DIRECTIONS FOR THIS TASK:
Pictures do not belong in the copy; restate the records below word for word.

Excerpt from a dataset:
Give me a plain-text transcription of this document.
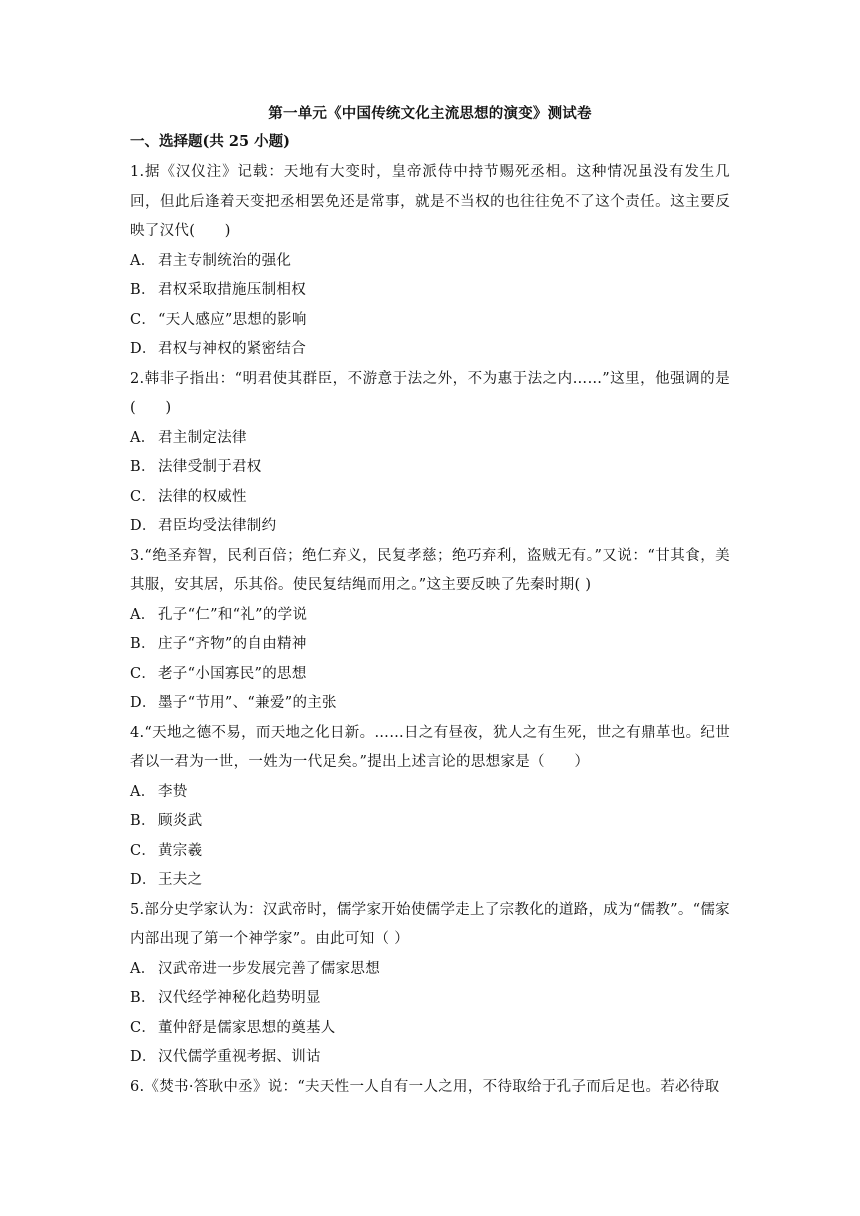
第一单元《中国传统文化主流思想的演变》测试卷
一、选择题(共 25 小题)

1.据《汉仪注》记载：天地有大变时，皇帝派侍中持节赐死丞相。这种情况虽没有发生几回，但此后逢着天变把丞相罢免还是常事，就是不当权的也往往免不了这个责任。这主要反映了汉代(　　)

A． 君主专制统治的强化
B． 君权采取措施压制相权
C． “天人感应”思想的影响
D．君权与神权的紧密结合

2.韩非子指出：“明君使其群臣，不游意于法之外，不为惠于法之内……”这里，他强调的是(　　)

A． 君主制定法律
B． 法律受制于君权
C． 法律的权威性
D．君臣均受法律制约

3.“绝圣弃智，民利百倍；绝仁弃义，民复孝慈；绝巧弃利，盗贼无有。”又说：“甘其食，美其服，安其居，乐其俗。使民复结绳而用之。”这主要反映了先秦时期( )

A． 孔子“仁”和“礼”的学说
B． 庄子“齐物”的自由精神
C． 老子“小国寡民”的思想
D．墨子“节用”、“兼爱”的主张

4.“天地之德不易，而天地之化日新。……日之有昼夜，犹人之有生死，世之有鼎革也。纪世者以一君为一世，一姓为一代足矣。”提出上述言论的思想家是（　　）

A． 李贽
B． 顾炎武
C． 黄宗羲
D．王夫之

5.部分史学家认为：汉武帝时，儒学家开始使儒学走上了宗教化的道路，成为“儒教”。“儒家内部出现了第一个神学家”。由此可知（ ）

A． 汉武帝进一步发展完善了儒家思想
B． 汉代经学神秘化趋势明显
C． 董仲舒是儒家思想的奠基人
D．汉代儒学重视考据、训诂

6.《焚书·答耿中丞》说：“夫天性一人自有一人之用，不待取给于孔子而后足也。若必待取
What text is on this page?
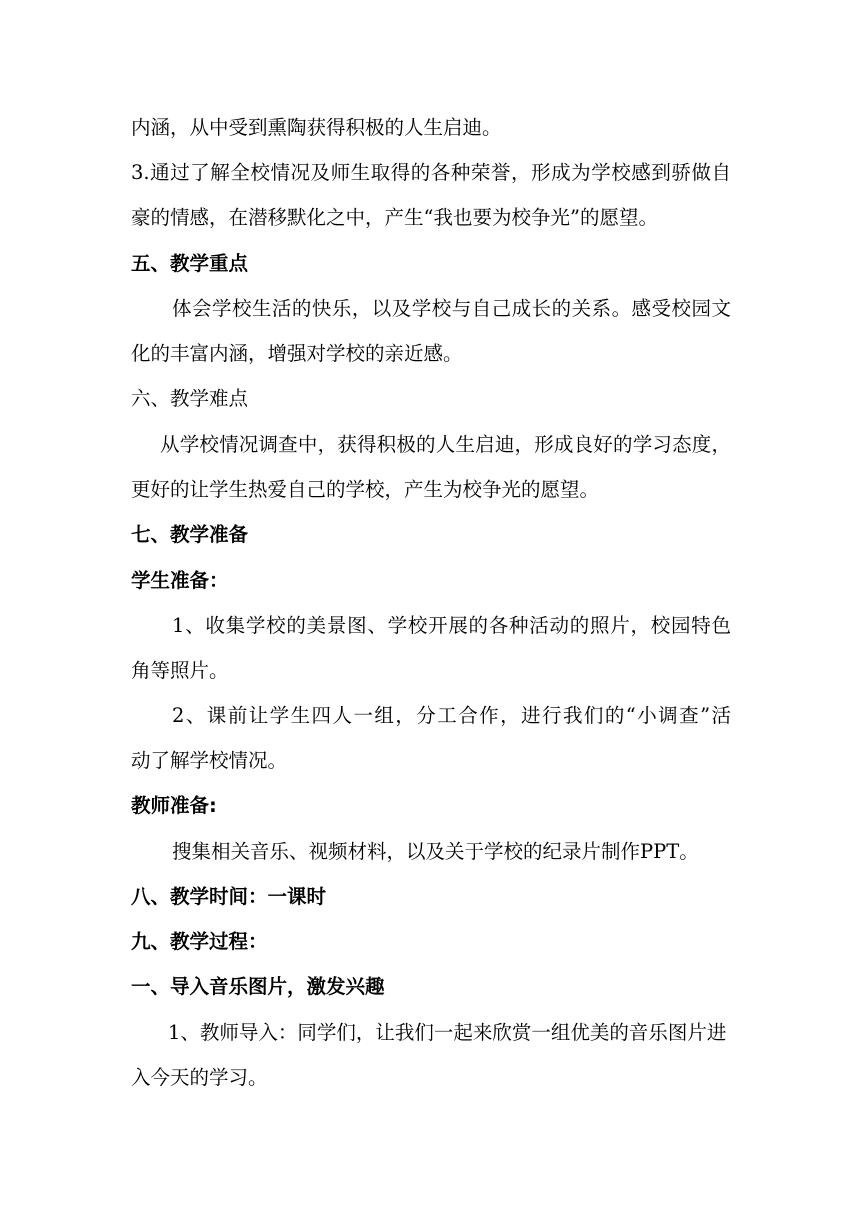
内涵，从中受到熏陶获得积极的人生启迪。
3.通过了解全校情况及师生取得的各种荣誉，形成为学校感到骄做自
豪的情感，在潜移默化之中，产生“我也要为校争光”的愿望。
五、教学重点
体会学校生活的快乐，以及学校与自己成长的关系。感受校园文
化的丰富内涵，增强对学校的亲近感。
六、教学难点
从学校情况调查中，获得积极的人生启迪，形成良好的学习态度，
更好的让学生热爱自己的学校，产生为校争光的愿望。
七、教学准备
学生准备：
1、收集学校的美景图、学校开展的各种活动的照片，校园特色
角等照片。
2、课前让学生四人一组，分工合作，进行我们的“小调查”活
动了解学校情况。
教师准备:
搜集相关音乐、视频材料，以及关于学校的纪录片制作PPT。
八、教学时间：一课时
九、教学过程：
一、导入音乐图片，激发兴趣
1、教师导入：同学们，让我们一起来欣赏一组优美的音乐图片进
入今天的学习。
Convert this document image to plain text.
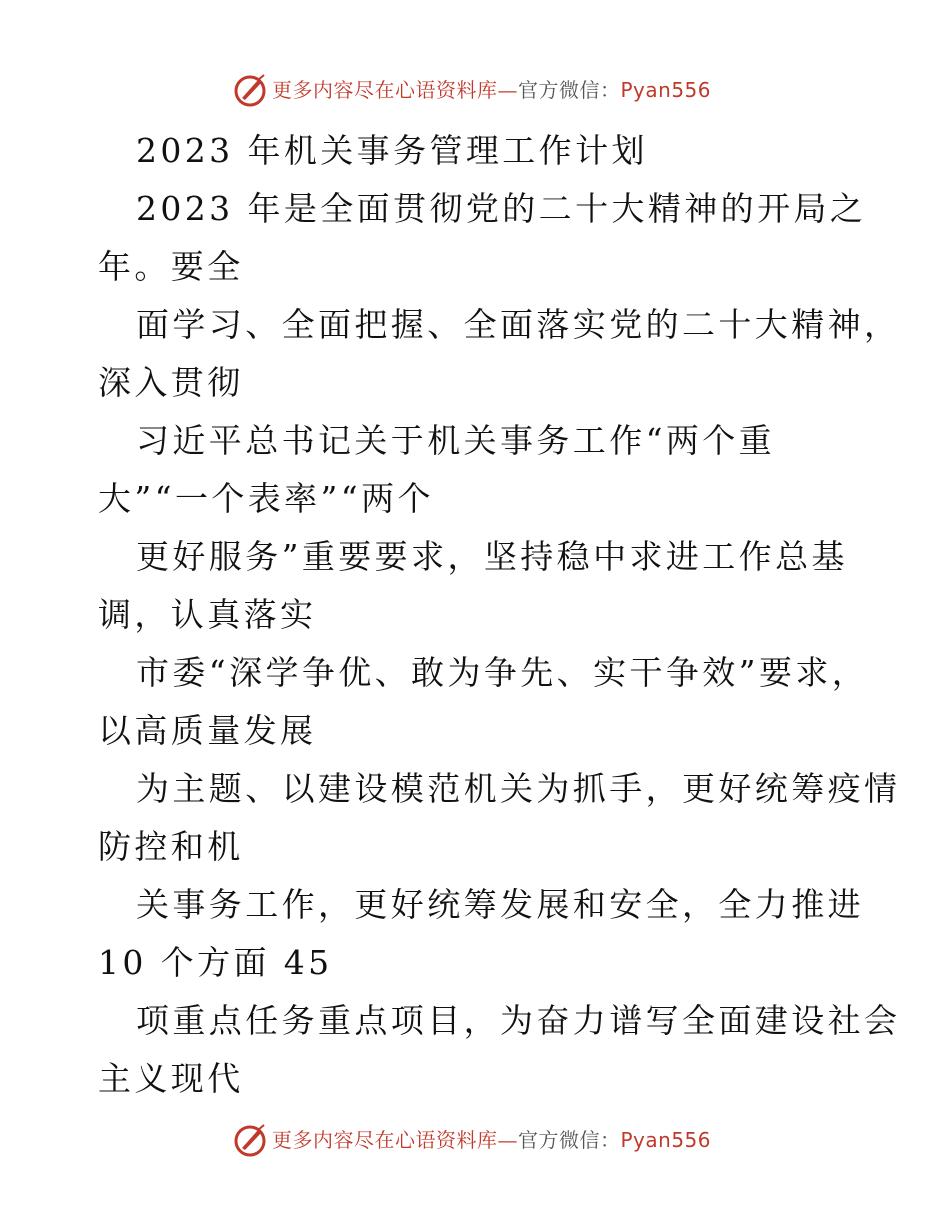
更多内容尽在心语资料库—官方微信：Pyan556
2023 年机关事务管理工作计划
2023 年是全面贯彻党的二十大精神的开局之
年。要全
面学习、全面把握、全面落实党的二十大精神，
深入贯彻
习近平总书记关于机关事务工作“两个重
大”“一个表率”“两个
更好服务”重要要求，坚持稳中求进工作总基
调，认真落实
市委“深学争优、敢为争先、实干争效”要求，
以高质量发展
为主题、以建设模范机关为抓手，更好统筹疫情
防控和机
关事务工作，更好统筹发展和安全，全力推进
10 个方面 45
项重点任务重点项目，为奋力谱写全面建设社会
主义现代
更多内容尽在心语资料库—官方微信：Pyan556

REPLY:
Give me a plain-text transcription of this document.
第一单元《中国传统文化主流思想的演变》测试卷
一、选择题(共 25 小题)

1.据《汉仪注》记载：天地有大变时，皇帝派侍中持节赐死丞相。这种情况虽没有发生几回，但此后逢着天变把丞相罢免还是常事，就是不当权的也往往免不了这个责任。这主要反映了汉代(　　)

A． 君主专制统治的强化
B． 君权采取措施压制相权
C． “天人感应”思想的影响
D．君权与神权的紧密结合

2.韩非子指出：“明君使其群臣，不游意于法之外，不为惠于法之内……”这里，他强调的是(　　)

A． 君主制定法律
B． 法律受制于君权
C． 法律的权威性
D．君臣均受法律制约

3.“绝圣弃智，民利百倍；绝仁弃义，民复孝慈；绝巧弃利，盗贼无有。”又说：“甘其食，美其服，安其居，乐其俗。使民复结绳而用之。”这主要反映了先秦时期( )

A． 孔子“仁”和“礼”的学说
B． 庄子“齐物”的自由精神
C． 老子“小国寡民”的思想
D．墨子“节用”、“兼爱”的主张

4.“天地之德不易，而天地之化日新。……日之有昼夜，犹人之有生死，世之有鼎革也。纪世者以一君为一世，一姓为一代足矣。”提出上述言论的思想家是（　　）

A． 李贽
B． 顾炎武
C． 黄宗羲
D．王夫之

5.部分史学家认为：汉武帝时，儒学家开始使儒学走上了宗教化的道路，成为“儒教”。“儒家内部出现了第一个神学家”。由此可知（ ）

A． 汉武帝进一步发展完善了儒家思想
B． 汉代经学神秘化趋势明显
C． 董仲舒是儒家思想的奠基人
D．汉代儒学重视考据、训诂

6.《焚书·答耿中丞》说：“夫天性一人自有一人之用，不待取给于孔子而后足也。若必待取
What text is on this page?
内涵，从中受到熏陶获得积极的人生启迪。
3.通过了解全校情况及师生取得的各种荣誉，形成为学校感到骄做自
豪的情感，在潜移默化之中，产生“我也要为校争光”的愿望。
五、教学重点
体会学校生活的快乐，以及学校与自己成长的关系。感受校园文
化的丰富内涵，增强对学校的亲近感。
六、教学难点
从学校情况调查中，获得积极的人生启迪，形成良好的学习态度，
更好的让学生热爱自己的学校，产生为校争光的愿望。
七、教学准备
学生准备：
1、收集学校的美景图、学校开展的各种活动的照片，校园特色
角等照片。
2、课前让学生四人一组，分工合作，进行我们的“小调查”活
动了解学校情况。
教师准备:
搜集相关音乐、视频材料，以及关于学校的纪录片制作PPT。
八、教学时间：一课时
九、教学过程：
一、导入音乐图片，激发兴趣
1、教师导入：同学们，让我们一起来欣赏一组优美的音乐图片进
入今天的学习。
Convert this document image to plain text.
更多内容尽在心语资料库—官方微信：Pyan556
2023 年机关事务管理工作计划
2023 年是全面贯彻党的二十大精神的开局之
年。要全
面学习、全面把握、全面落实党的二十大精神，
深入贯彻
习近平总书记关于机关事务工作“两个重
大”“一个表率”“两个
更好服务”重要要求，坚持稳中求进工作总基
调，认真落实
市委“深学争优、敢为争先、实干争效”要求，
以高质量发展
为主题、以建设模范机关为抓手，更好统筹疫情
防控和机
关事务工作，更好统筹发展和安全，全力推进
10 个方面 45
项重点任务重点项目，为奋力谱写全面建设社会
主义现代
更多内容尽在心语资料库—官方微信：Pyan556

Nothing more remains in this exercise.